- _What is asked_: All records below must be retyped exactly.

^^^^

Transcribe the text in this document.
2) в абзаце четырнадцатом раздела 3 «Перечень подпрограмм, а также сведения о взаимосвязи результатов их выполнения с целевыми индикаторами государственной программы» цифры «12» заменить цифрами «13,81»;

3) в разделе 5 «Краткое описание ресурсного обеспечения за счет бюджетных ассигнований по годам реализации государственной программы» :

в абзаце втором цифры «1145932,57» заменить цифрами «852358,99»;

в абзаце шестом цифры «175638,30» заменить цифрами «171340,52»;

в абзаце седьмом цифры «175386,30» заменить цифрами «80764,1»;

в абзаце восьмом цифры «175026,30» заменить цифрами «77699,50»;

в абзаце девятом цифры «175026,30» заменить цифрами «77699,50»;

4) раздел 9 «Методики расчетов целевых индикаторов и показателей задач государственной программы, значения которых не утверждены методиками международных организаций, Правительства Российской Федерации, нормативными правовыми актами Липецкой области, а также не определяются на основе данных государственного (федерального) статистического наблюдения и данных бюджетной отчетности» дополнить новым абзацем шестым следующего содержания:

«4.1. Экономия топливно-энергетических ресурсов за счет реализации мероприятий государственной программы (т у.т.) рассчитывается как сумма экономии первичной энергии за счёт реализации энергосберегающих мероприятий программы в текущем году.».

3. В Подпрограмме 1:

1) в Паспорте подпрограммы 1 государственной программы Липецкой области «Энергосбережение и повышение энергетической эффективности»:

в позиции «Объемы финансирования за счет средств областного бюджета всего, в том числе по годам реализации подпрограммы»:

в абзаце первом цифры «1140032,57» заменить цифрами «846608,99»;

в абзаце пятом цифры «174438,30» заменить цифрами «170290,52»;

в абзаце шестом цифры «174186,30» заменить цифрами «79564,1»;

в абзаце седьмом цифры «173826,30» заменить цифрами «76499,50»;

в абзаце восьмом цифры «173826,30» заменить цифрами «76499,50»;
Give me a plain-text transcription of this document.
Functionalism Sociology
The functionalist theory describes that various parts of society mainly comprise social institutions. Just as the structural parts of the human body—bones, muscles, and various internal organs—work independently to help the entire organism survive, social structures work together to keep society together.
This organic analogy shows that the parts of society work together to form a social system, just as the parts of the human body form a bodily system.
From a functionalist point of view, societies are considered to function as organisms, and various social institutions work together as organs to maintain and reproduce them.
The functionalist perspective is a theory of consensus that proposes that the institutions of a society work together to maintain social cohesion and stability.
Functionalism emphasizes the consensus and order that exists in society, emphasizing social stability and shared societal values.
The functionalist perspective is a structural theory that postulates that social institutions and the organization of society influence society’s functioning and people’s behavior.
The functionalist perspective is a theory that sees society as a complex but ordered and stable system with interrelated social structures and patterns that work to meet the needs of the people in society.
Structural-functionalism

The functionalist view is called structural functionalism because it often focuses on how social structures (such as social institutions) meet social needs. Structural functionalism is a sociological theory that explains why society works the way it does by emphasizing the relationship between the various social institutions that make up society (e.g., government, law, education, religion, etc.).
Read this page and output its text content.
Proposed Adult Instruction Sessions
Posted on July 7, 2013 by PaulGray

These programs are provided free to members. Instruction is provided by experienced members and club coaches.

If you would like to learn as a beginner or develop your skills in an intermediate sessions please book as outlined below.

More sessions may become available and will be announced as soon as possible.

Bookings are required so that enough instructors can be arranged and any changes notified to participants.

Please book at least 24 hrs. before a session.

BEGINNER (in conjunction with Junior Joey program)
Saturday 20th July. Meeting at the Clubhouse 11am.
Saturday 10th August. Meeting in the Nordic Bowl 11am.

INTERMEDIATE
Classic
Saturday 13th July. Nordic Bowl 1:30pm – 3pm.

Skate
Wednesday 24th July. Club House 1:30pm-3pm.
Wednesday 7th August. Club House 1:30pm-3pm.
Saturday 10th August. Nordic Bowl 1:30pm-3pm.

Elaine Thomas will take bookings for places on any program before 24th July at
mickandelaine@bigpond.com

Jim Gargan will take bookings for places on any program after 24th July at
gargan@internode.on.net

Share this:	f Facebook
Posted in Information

^^^^

- _Output_:
Transcribe the text in this document.
2) в абзаце четырнадцатом раздела 3 «Перечень подпрограмм, а также сведения о взаимосвязи результатов их выполнения с целевыми индикаторами государственной программы» цифры «12» заменить цифрами «13,81»;

3) в разделе 5 «Краткое описание ресурсного обеспечения за счет бюджетных ассигнований по годам реализации государственной программы» :

в абзаце втором цифры «1145932,57» заменить цифрами «852358,99»;

в абзаце шестом цифры «175638,30» заменить цифрами «171340,52»;

в абзаце седьмом цифры «175386,30» заменить цифрами «80764,1»;

в абзаце восьмом цифры «175026,30» заменить цифрами «77699,50»;

в абзаце девятом цифры «175026,30» заменить цифрами «77699,50»;

4) раздел 9 «Методики расчетов целевых индикаторов и показателей задач государственной программы, значения которых не утверждены методиками международных организаций, Правительства Российской Федерации, нормативными правовыми актами Липецкой области, а также не определяются на основе данных государственного (федерального) статистического наблюдения и данных бюджетной отчетности» дополнить новым абзацем шестым следующего содержания:

«4.1. Экономия топливно-энергетических ресурсов за счет реализации мероприятий государственной программы (т у.т.) рассчитывается как сумма экономии первичной энергии за счёт реализации энергосберегающих мероприятий программы в текущем году.».

3. В Подпрограмме 1:

1) в Паспорте подпрограммы 1 государственной программы Липецкой области «Энергосбережение и повышение энергетической эффективности»:

в позиции «Объемы финансирования за счет средств областного бюджета всего, в том числе по годам реализации подпрограммы»:

в абзаце первом цифры «1140032,57» заменить цифрами «846608,99»;

в абзаце пятом цифры «174438,30» заменить цифрами «170290,52»;

в абзаце шестом цифры «174186,30» заменить цифрами «79564,1»;

в абзаце седьмом цифры «173826,30» заменить цифрами «76499,50»;

в абзаце восьмом цифры «173826,30» заменить цифрами «76499,50»;
Give me a plain-text transcription of this document.
Functionalism Sociology
The functionalist theory describes that various parts of society mainly comprise social institutions. Just as the structural parts of the human body—bones, muscles, and various internal organs—work independently to help the entire organism survive, social structures work together to keep society together.
This organic analogy shows that the parts of society work together to form a social system, just as the parts of the human body form a bodily system.
From a functionalist point of view, societies are considered to function as organisms, and various social institutions work together as organs to maintain and reproduce them.
The functionalist perspective is a theory of consensus that proposes that the institutions of a society work together to maintain social cohesion and stability.
Functionalism emphasizes the consensus and order that exists in society, emphasizing social stability and shared societal values.
The functionalist perspective is a structural theory that postulates that social institutions and the organization of society influence society’s functioning and people’s behavior.
The functionalist perspective is a theory that sees society as a complex but ordered and stable system with interrelated social structures and patterns that work to meet the needs of the people in society.
Structural-functionalism

The functionalist view is called structural functionalism because it often focuses on how social structures (such as social institutions) meet social needs. Structural functionalism is a sociological theory that explains why society works the way it does by emphasizing the relationship between the various social institutions that make up society (e.g., government, law, education, religion, etc.).
Read this page and output its text content.
Proposed Adult Instruction Sessions
Posted on July 7, 2013 by PaulGray

These programs are provided free to members. Instruction is provided by experienced members and club coaches.

If you would like to learn as a beginner or develop your skills in an intermediate sessions please book as outlined below.

More sessions may become available and will be announced as soon as possible.

Bookings are required so that enough instructors can be arranged and any changes notified to participants.

Please book at least 24 hrs. before a session.

BEGINNER (in conjunction with Junior Joey program)
Saturday 20th July. Meeting at the Clubhouse 11am.
Saturday 10th August. Meeting in the Nordic Bowl 11am.

INTERMEDIATE
Classic
Saturday 13th July. Nordic Bowl 1:30pm – 3pm.

Skate
Wednesday 24th July. Club House 1:30pm-3pm.
Wednesday 7th August. Club House 1:30pm-3pm.
Saturday 10th August. Nordic Bowl 1:30pm-3pm.

Elaine Thomas will take bookings for places on any program before 24th July at
mickandelaine@bigpond.com

Jim Gargan will take bookings for places on any program after 24th July at
gargan@internode.on.net

Share this:	f Facebook
Posted in Information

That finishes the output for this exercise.